Gather every line below that contains the string "Edit" and copy each one out in full.

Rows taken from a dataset
____

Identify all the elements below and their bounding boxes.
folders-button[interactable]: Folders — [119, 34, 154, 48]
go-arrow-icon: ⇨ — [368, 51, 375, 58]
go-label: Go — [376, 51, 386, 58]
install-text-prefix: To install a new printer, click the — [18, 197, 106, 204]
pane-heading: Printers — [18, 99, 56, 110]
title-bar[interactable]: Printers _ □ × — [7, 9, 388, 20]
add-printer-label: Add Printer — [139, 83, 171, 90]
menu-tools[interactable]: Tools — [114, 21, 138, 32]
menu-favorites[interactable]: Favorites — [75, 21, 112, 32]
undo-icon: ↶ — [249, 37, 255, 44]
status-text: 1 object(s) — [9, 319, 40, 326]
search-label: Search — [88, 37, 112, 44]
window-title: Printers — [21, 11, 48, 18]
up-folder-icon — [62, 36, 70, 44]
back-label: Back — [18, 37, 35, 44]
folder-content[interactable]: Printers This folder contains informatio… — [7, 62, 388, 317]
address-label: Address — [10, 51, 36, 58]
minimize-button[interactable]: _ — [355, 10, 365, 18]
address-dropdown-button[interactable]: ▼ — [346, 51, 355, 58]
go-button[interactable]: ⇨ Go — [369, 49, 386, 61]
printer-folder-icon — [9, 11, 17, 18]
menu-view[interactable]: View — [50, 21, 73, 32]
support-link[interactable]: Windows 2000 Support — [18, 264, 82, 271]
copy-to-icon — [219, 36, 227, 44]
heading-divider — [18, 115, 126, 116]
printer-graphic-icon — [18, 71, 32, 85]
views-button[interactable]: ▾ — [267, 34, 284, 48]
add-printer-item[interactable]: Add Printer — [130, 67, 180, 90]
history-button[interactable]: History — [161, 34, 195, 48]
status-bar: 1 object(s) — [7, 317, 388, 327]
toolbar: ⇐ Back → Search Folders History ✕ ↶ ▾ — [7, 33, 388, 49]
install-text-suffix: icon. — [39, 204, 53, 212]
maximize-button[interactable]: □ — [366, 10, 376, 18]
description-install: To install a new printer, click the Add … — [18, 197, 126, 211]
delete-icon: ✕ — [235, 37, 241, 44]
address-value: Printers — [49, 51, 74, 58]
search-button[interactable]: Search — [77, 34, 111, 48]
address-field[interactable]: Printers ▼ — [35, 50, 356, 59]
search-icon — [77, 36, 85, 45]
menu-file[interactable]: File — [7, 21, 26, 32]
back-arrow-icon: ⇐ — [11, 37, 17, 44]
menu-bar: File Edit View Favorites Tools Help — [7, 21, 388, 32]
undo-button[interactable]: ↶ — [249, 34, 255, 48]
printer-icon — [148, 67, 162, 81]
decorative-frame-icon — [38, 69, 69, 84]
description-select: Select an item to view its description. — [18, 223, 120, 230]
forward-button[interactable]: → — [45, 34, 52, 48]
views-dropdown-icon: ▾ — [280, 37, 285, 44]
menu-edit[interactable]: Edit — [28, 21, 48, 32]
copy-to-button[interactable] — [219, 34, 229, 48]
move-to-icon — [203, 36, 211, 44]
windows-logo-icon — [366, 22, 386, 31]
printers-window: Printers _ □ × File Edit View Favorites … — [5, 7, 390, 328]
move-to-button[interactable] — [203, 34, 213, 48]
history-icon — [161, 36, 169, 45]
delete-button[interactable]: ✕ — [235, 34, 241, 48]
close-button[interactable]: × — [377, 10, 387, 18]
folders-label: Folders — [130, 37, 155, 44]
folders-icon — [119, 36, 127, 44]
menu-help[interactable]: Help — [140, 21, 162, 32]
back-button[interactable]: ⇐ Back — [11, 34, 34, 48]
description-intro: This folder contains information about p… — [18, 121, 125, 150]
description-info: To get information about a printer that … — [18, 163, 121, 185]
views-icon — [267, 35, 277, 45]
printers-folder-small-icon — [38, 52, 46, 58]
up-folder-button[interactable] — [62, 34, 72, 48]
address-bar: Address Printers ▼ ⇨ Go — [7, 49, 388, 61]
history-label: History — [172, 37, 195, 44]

____

Written solution ::
menu-bar: File Edit View Favorites Tools Help — [7, 21, 388, 32]
menu-edit[interactable]: Edit — [28, 21, 48, 32]
printers-window: Printers _ □ × File Edit View Favorites … — [5, 7, 390, 328]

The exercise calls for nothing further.